▶ _Aim of the exercise_: Which lines include the word "чрезъ"? Copy each of them.

▶ _The data_:

** Start **

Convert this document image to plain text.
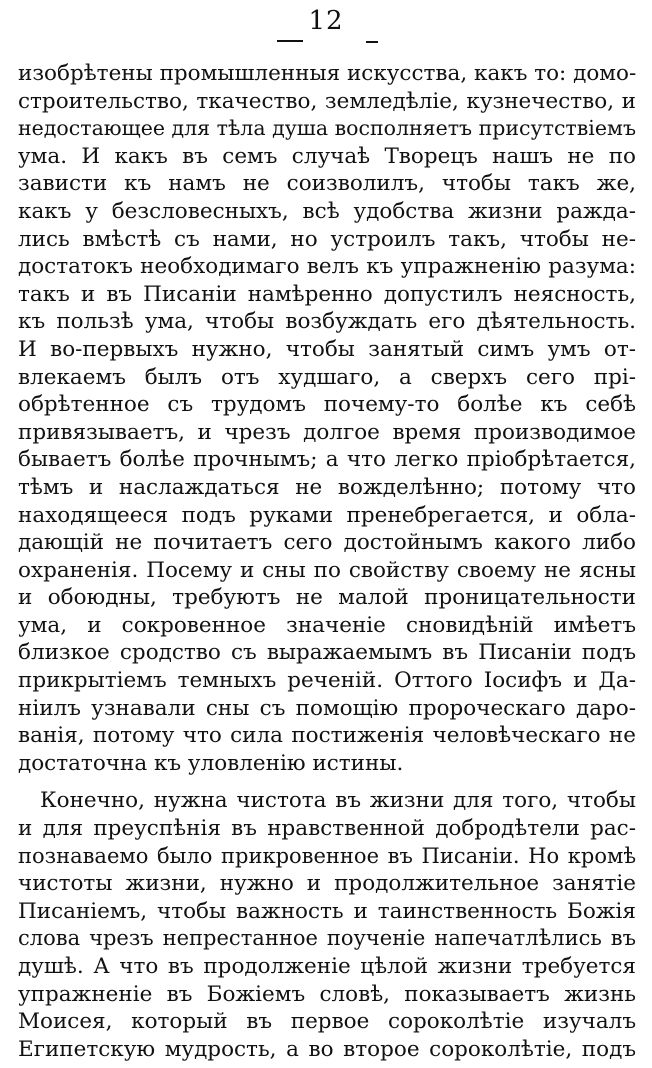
12
изобрѣтены промышленныя искусства, какъ то: домо-
строительство, ткачество, земледѣліе, кузнечество, и
недостающее для тѣла душа восполняетъ присутствіемъ
ума. И какъ въ семъ случаѣ Творецъ нашъ не по
зависти къ намъ не соизволилъ, чтобы такъ же,
какъ у безсловесныхъ, всѣ удобства жизни раждa-
лись вмѣстѣ съ нами, но устроилъ такъ, чтобы не-
достатокъ необходимаго велъ къ упражненію разума:
такъ и въ Писаніи намѣренно допустилъ неясность,
къ пользѣ ума, чтобы возбуждать его дѣятельность.
И во-первыхъ нужно, чтобы занятый симъ умъ от-
влекаемъ былъ отъ худшаго, а сверхъ сего прі-
обрѣтенное съ трудомъ почему-то болѣе къ себѣ
привязываетъ, и чрезъ долгое время производимое
бываетъ болѣе прочнымъ; а что легко пріобрѣтается,
тѣмъ и наслаждаться не вожделѣнно; потому что
находящееся подъ руками пренебрегается, и обла-
дающій не почитаетъ сего достойнымъ какого либо
охраненія. Посему и сны по свойству своему не ясны
и обоюдны, требуютъ не малой проницательности
ума, и сокровенное значеніе сновидѣній имѣетъ
близкое сродство съ выражаемымъ въ Писаніи подъ
прикрытіемъ темныхъ реченій. Оттого Іосифъ и Да-
ніилъ узнавали сны съ помощію пророческаго даро-
ванія, потому что сила постиженія человѣческаго не
достаточна къ уловленію истины.
Конечно, нужна чистота въ жизни для того, чтобы
и для преуспѣнія въ нравственной добродѣтели рас-
познаваемо было прикровенное въ Писаніи. Но кромѣ
чистоты жизни, нужно и продолжительное занятіе
Писаніемъ, чтобы важность и таинственность Божія
слова чрезъ непрестанное поученіе напечатлѣлись въ
душѣ. А что въ продолженіе цѣлой жизни требуется
упражненіе въ Божіемъ словѣ, показываетъ жизнь
Моисея, который въ первое сороколѣтіе изучалъ
Египетскую мудрость, а во второе сороколѣтіе, подъ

** End **

▶ _Expected output_:
привязываетъ, и чрезъ долгое время производимое
слова чрезъ непрестанное поученіе напечатлѣлись въ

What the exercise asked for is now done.